Goal ▸
Can you write out the whole listing exactly?

Records from a dataset
"""

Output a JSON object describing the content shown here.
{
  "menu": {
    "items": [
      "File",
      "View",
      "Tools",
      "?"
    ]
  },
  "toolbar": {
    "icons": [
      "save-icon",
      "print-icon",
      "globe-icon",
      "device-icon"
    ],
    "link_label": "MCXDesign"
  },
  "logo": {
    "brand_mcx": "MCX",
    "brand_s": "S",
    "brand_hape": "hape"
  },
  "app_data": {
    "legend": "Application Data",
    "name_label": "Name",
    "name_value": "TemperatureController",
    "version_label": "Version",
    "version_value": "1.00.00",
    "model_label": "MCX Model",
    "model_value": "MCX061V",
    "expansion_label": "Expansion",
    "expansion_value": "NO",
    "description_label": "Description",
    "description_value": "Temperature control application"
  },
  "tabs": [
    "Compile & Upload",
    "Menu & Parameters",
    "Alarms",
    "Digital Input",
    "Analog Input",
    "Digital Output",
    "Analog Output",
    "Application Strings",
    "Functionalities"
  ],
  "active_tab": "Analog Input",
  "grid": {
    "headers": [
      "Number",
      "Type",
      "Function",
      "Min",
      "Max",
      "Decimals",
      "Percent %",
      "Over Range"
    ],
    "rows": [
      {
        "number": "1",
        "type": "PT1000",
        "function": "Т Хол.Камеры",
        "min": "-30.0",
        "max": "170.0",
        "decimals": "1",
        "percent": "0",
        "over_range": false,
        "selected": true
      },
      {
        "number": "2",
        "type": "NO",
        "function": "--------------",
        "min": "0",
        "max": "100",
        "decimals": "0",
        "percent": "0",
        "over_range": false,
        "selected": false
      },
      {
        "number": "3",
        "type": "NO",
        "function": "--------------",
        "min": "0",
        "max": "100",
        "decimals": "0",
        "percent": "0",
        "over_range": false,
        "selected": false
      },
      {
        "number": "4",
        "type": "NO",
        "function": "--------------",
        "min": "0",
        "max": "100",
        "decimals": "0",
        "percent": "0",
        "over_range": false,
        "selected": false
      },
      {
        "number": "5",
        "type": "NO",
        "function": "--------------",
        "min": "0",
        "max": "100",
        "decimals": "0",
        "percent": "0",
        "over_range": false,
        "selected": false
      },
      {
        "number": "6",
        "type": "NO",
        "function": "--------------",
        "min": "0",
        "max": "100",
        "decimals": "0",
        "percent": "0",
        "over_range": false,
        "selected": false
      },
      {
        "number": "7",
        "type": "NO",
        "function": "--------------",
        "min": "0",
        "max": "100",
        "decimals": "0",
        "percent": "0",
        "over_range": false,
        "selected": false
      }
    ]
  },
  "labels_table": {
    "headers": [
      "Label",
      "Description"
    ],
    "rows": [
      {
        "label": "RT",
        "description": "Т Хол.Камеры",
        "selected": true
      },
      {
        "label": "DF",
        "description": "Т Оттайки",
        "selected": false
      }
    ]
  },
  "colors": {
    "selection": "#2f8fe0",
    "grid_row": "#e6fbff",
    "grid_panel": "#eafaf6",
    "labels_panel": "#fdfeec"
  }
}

"""

Reply to the exercise ▸
Output a JSON object describing the content shown here.
{
  "menu": {
    "items": [
      "File",
      "View",
      "Tools",
      "?"
    ]
  },
  "toolbar": {
    "icons": [
      "save-icon",
      "print-icon",
      "globe-icon",
      "device-icon"
    ],
    "link_label": "MCXDesign"
  },
  "logo": {
    "brand_mcx": "MCX",
    "brand_s": "S",
    "brand_hape": "hape"
  },
  "app_data": {
    "legend": "Application Data",
    "name_label": "Name",
    "name_value": "TemperatureController",
    "version_label": "Version",
    "version_value": "1.00.00",
    "model_label": "MCX Model",
    "model_value": "MCX061V",
    "expansion_label": "Expansion",
    "expansion_value": "NO",
    "description_label": "Description",
    "description_value": "Temperature control application"
  },
  "tabs": [
    "Compile & Upload",
    "Menu & Parameters",
    "Alarms",
    "Digital Input",
    "Analog Input",
    "Digital Output",
    "Analog Output",
    "Application Strings",
    "Functionalities"
  ],
  "active_tab": "Analog Input",
  "grid": {
    "headers": [
      "Number",
      "Type",
      "Function",
      "Min",
      "Max",
      "Decimals",
      "Percent %",
      "Over Range"
    ],
    "rows": [
      {
        "number": "1",
        "type": "PT1000",
        "function": "Т Хол.Камеры",
        "min": "-30.0",
        "max": "170.0",
        "decimals": "1",
        "percent": "0",
        "over_range": false,
        "selected": true
      },
      {
        "number": "2",
        "type": "NO",
        "function": "--------------",
        "min": "0",
        "max": "100",
        "decimals": "0",
        "percent": "0",
        "over_range": false,
        "selected": false
      },
      {
        "number": "3",
        "type": "NO",
        "function": "--------------",
        "min": "0",
        "max": "100",
        "decimals": "0",
        "percent": "0",
        "over_range": false,
        "selected": false
      },
      {
        "number": "4",
        "type": "NO",
        "function": "--------------",
        "min": "0",
        "max": "100",
        "decimals": "0",
        "percent": "0",
        "over_range": false,
        "selected": false
      },
      {
        "number": "5",
        "type": "NO",
        "function": "--------------",
        "min": "0",
        "max": "100",
        "decimals": "0",
        "percent": "0",
        "over_range": false,
        "selected": false
      },
      {
        "number": "6",
        "type": "NO",
        "function": "--------------",
        "min": "0",
        "max": "100",
        "decimals": "0",
        "percent": "0",
        "over_range": false,
        "selected": false
      },
      {
        "number": "7",
        "type": "NO",
        "function": "--------------",
        "min": "0",
        "max": "100",
        "decimals": "0",
        "percent": "0",
        "over_range": false,
        "selected": false
      }
    ]
  },
  "labels_table": {
    "headers": [
      "Label",
      "Description"
    ],
    "rows": [
      {
        "label": "RT",
        "description": "Т Хол.Камеры",
        "selected": true
      },
      {
        "label": "DF",
        "description": "Т Оттайки",
        "selected": false
      }
    ]
  },
  "colors": {
    "selection": "#2f8fe0",
    "grid_row": "#e6fbff",
    "grid_panel": "#eafaf6",
    "labels_panel": "#fdfeec"
  }
}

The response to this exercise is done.